Data for this exercise —
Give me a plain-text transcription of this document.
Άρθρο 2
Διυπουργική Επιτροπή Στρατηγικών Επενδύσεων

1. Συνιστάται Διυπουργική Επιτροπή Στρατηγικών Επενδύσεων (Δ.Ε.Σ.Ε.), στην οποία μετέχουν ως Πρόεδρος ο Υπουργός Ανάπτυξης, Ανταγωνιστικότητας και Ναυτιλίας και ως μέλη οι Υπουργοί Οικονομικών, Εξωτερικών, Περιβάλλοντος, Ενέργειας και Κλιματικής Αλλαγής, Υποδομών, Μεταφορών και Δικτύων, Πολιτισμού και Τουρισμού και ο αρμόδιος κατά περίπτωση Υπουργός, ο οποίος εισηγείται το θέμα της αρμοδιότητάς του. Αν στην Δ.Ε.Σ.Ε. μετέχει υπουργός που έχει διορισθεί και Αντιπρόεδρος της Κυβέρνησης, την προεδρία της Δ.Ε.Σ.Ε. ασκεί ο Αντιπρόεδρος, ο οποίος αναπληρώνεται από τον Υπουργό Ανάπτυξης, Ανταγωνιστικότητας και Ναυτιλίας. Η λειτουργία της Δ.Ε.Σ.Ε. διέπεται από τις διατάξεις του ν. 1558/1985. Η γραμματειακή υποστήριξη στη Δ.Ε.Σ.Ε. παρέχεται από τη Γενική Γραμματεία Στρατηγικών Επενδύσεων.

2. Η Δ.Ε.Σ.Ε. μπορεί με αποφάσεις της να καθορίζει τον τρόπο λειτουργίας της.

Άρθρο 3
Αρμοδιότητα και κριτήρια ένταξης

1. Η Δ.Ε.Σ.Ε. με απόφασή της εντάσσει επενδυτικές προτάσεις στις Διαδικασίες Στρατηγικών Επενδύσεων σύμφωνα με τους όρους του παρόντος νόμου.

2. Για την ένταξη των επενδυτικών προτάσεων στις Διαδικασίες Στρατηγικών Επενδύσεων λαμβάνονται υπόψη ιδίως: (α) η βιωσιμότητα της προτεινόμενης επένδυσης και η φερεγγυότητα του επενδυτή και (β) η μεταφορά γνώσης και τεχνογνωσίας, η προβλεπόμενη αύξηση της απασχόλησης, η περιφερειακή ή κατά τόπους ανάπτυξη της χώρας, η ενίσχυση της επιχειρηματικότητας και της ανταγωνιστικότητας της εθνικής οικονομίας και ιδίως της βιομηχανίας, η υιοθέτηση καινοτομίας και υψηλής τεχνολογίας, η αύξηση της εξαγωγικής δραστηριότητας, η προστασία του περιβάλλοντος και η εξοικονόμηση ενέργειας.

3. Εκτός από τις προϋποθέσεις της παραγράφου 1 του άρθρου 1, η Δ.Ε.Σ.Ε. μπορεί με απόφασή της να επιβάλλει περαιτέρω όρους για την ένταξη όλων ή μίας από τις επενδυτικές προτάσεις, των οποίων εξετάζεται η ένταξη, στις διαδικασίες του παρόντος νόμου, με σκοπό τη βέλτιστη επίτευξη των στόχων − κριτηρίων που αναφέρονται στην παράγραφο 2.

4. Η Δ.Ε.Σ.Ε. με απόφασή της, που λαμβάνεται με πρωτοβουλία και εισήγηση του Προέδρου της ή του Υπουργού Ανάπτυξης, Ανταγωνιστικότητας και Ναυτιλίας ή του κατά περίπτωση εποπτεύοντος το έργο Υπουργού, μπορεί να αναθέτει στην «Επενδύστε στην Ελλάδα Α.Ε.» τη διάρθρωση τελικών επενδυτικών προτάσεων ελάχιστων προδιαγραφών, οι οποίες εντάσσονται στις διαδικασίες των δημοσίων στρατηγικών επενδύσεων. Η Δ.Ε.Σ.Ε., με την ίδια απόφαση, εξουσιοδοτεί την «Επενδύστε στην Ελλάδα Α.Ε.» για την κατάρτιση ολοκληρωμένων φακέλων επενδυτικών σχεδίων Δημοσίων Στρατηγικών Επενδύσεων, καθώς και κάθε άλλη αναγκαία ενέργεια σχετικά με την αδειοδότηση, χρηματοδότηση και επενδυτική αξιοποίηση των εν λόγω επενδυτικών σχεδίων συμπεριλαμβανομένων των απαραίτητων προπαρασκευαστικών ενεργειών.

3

Stated goal —
Report how many lines of the data hold the string "Ναυτιλίας"; give only the number.

Task solution —
2